What the task asks
Write out every line of the material exactly as it appears.

Data to process
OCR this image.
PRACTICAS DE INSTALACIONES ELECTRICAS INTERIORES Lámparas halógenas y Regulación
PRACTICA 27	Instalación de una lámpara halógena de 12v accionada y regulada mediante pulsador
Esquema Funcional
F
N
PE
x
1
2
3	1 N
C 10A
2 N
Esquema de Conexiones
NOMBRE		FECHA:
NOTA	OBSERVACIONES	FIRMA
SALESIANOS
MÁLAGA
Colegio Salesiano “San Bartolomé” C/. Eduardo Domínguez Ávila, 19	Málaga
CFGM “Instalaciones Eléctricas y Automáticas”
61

Task output
OCR this image.
PRACTICAS DE INSTALACIONES ELECTRICAS INTERIORES Lámparas halógenas y Regulación
PRACTICA 27	Instalación de una lámpara halógena de 12v accionada y regulada mediante pulsador
Esquema Funcional
F
N
PE
x
1
2
3	1 N
C 10A
2 N
Esquema de Conexiones
NOMBRE		FECHA:
NOTA	OBSERVACIONES	FIRMA
SALESIANOS
MÁLAGA
Colegio Salesiano “San Bartolomé” C/. Eduardo Domínguez Ávila, 19	Málaga
CFGM “Instalaciones Eléctricas y Automáticas”
61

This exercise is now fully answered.